> _Request_: Make an exact copy of the entries, and keep any pictures out of it.

══ Data shown

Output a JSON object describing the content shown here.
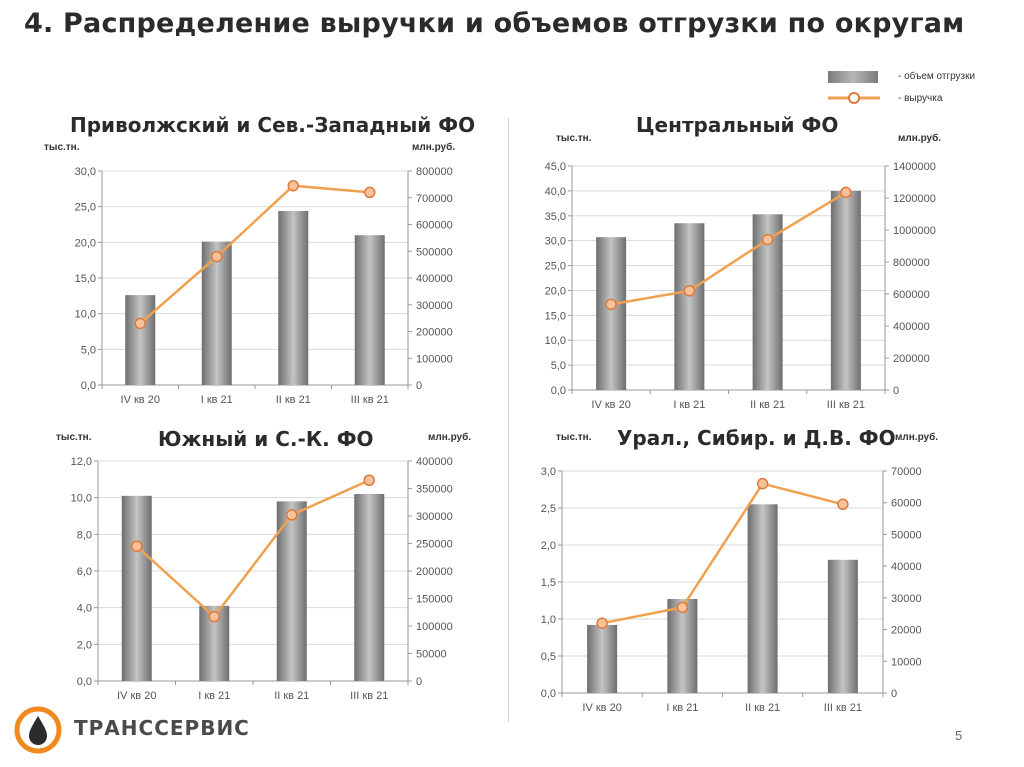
{
  "page": {
    "title": "4. Распределение выручки и объемов отгрузки по округам",
    "page_number": "5",
    "logo_text": "ТРАНССЕРВИС"
  },
  "legend": {
    "volume_label": "- объем отгрузки",
    "revenue_label": "- выручка"
  },
  "colors": {
    "bar_dark": "#6e6e6e",
    "bar_light": "#c4c4c4",
    "line": "#f0a150",
    "marker_fill": "#f6c29b",
    "marker_stroke": "#e07a3a",
    "grid": "#d9d9d9",
    "logo_orange": "#f08a1e"
  },
  "chart_data": [
    {
      "id": "volga-nw",
      "type": "bar",
      "title": "Приволжский и Сев.-Западный ФО",
      "ylabel": "тыс.тн.",
      "y2label": "млн.руб.",
      "categories": [
        "IV кв 20",
        "I кв 21",
        "II кв 21",
        "III кв 21"
      ],
      "ylim": [
        0,
        30
      ],
      "y2lim": [
        0,
        800000
      ],
      "y_ticks": [
        "0,0",
        "5,0",
        "10,0",
        "15,0",
        "20,0",
        "25,0",
        "30,0"
      ],
      "y2_ticks": [
        "0",
        "100000",
        "200000",
        "300000",
        "400000",
        "500000",
        "600000",
        "700000",
        "800000"
      ],
      "series": [
        {
          "name": "объем отгрузки",
          "type": "bar",
          "axis": "left",
          "values": [
            12.6,
            20.1,
            24.4,
            21.0
          ]
        },
        {
          "name": "выручка",
          "type": "line",
          "axis": "right",
          "values": [
            230000,
            480000,
            745000,
            720000
          ]
        }
      ]
    },
    {
      "id": "central",
      "type": "bar",
      "title": "Центральный ФО",
      "ylabel": "тыс.тн.",
      "y2label": "млн.руб.",
      "categories": [
        "IV кв 20",
        "I кв 21",
        "II кв 21",
        "III кв 21"
      ],
      "ylim": [
        0,
        45
      ],
      "y2lim": [
        0,
        1400000
      ],
      "y_ticks": [
        "0,0",
        "5,0",
        "10,0",
        "15,0",
        "20,0",
        "25,0",
        "30,0",
        "35,0",
        "40,0",
        "45,0"
      ],
      "y2_ticks": [
        "0",
        "200000",
        "400000",
        "600000",
        "800000",
        "1000000",
        "1200000",
        "1400000"
      ],
      "series": [
        {
          "name": "объем отгрузки",
          "type": "bar",
          "axis": "left",
          "values": [
            30.7,
            33.5,
            35.3,
            40.0
          ]
        },
        {
          "name": "выручка",
          "type": "line",
          "axis": "right",
          "values": [
            535000,
            620000,
            940000,
            1235000
          ]
        }
      ]
    },
    {
      "id": "south",
      "type": "bar",
      "title": "Южный и С.-К. ФО",
      "ylabel": "тыс.тн.",
      "y2label": "млн.руб.",
      "categories": [
        "IV кв 20",
        "I кв 21",
        "II кв 21",
        "III кв 21"
      ],
      "ylim": [
        0,
        12
      ],
      "y2lim": [
        0,
        400000
      ],
      "y_ticks": [
        "0,0",
        "2,0",
        "4,0",
        "6,0",
        "8,0",
        "10,0",
        "12,0"
      ],
      "y2_ticks": [
        "0",
        "50000",
        "100000",
        "150000",
        "200000",
        "250000",
        "300000",
        "350000",
        "400000"
      ],
      "series": [
        {
          "name": "объем отгрузки",
          "type": "bar",
          "axis": "left",
          "values": [
            10.1,
            4.1,
            9.8,
            10.2
          ]
        },
        {
          "name": "выручка",
          "type": "line",
          "axis": "right",
          "values": [
            245000,
            117000,
            302000,
            365000
          ]
        }
      ]
    },
    {
      "id": "ural-sib-fe",
      "type": "bar",
      "title": "Урал., Сибир. и Д.В. ФО",
      "ylabel": "тыс.тн.",
      "y2label": "млн.руб.",
      "categories": [
        "IV кв 20",
        "I кв 21",
        "II кв 21",
        "III кв 21"
      ],
      "ylim": [
        0,
        3
      ],
      "y2lim": [
        0,
        70000
      ],
      "y_ticks": [
        "0,0",
        "0,5",
        "1,0",
        "1,5",
        "2,0",
        "2,5",
        "3,0"
      ],
      "y2_ticks": [
        "0",
        "10000",
        "20000",
        "30000",
        "40000",
        "50000",
        "60000",
        "70000"
      ],
      "series": [
        {
          "name": "объем отгрузки",
          "type": "bar",
          "axis": "left",
          "values": [
            0.92,
            1.27,
            2.55,
            1.8
          ]
        },
        {
          "name": "выручка",
          "type": "line",
          "axis": "right",
          "values": [
            22000,
            27000,
            66000,
            59500
          ]
        }
      ]
    }
  ]
}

════

> _Output for this exercise_:
Output a JSON object describing the content shown here.
{
  "page": {
    "title": "4. Распределение выручки и объемов отгрузки по округам",
    "page_number": "5",
    "logo_text": "ТРАНССЕРВИС"
  },
  "legend": {
    "volume_label": "- объем отгрузки",
    "revenue_label": "- выручка"
  },
  "colors": {
    "bar_dark": "#6e6e6e",
    "bar_light": "#c4c4c4",
    "line": "#f0a150",
    "marker_fill": "#f6c29b",
    "marker_stroke": "#e07a3a",
    "grid": "#d9d9d9",
    "logo_orange": "#f08a1e"
  },
  "chart_data": [
    {
      "id": "volga-nw",
      "type": "bar",
      "title": "Приволжский и Сев.-Западный ФО",
      "ylabel": "тыс.тн.",
      "y2label": "млн.руб.",
      "categories": [
        "IV кв 20",
        "I кв 21",
        "II кв 21",
        "III кв 21"
      ],
      "ylim": [
        0,
        30
      ],
      "y2lim": [
        0,
        800000
      ],
      "y_ticks": [
        "0,0",
        "5,0",
        "10,0",
        "15,0",
        "20,0",
        "25,0",
        "30,0"
      ],
      "y2_ticks": [
        "0",
        "100000",
        "200000",
        "300000",
        "400000",
        "500000",
        "600000",
        "700000",
        "800000"
      ],
      "series": [
        {
          "name": "объем отгрузки",
          "type": "bar",
          "axis": "left",
          "values": [
            12.6,
            20.1,
            24.4,
            21.0
          ]
        },
        {
          "name": "выручка",
          "type": "line",
          "axis": "right",
          "values": [
            230000,
            480000,
            745000,
            720000
          ]
        }
      ]
    },
    {
      "id": "central",
      "type": "bar",
      "title": "Центральный ФО",
      "ylabel": "тыс.тн.",
      "y2label": "млн.руб.",
      "categories": [
        "IV кв 20",
        "I кв 21",
        "II кв 21",
        "III кв 21"
      ],
      "ylim": [
        0,
        45
      ],
      "y2lim": [
        0,
        1400000
      ],
      "y_ticks": [
        "0,0",
        "5,0",
        "10,0",
        "15,0",
        "20,0",
        "25,0",
        "30,0",
        "35,0",
        "40,0",
        "45,0"
      ],
      "y2_ticks": [
        "0",
        "200000",
        "400000",
        "600000",
        "800000",
        "1000000",
        "1200000",
        "1400000"
      ],
      "series": [
        {
          "name": "объем отгрузки",
          "type": "bar",
          "axis": "left",
          "values": [
            30.7,
            33.5,
            35.3,
            40.0
          ]
        },
        {
          "name": "выручка",
          "type": "line",
          "axis": "right",
          "values": [
            535000,
            620000,
            940000,
            1235000
          ]
        }
      ]
    },
    {
      "id": "south",
      "type": "bar",
      "title": "Южный и С.-К. ФО",
      "ylabel": "тыс.тн.",
      "y2label": "млн.руб.",
      "categories": [
        "IV кв 20",
        "I кв 21",
        "II кв 21",
        "III кв 21"
      ],
      "ylim": [
        0,
        12
      ],
      "y2lim": [
        0,
        400000
      ],
      "y_ticks": [
        "0,0",
        "2,0",
        "4,0",
        "6,0",
        "8,0",
        "10,0",
        "12,0"
      ],
      "y2_ticks": [
        "0",
        "50000",
        "100000",
        "150000",
        "200000",
        "250000",
        "300000",
        "350000",
        "400000"
      ],
      "series": [
        {
          "name": "объем отгрузки",
          "type": "bar",
          "axis": "left",
          "values": [
            10.1,
            4.1,
            9.8,
            10.2
          ]
        },
        {
          "name": "выручка",
          "type": "line",
          "axis": "right",
          "values": [
            245000,
            117000,
            302000,
            365000
          ]
        }
      ]
    },
    {
      "id": "ural-sib-fe",
      "type": "bar",
      "title": "Урал., Сибир. и Д.В. ФО",
      "ylabel": "тыс.тн.",
      "y2label": "млн.руб.",
      "categories": [
        "IV кв 20",
        "I кв 21",
        "II кв 21",
        "III кв 21"
      ],
      "ylim": [
        0,
        3
      ],
      "y2lim": [
        0,
        70000
      ],
      "y_ticks": [
        "0,0",
        "0,5",
        "1,0",
        "1,5",
        "2,0",
        "2,5",
        "3,0"
      ],
      "y2_ticks": [
        "0",
        "10000",
        "20000",
        "30000",
        "40000",
        "50000",
        "60000",
        "70000"
      ],
      "series": [
        {
          "name": "объем отгрузки",
          "type": "bar",
          "axis": "left",
          "values": [
            0.92,
            1.27,
            2.55,
            1.8
          ]
        },
        {
          "name": "выручка",
          "type": "line",
          "axis": "right",
          "values": [
            22000,
            27000,
            66000,
            59500
          ]
        }
      ]
    }
  ]
}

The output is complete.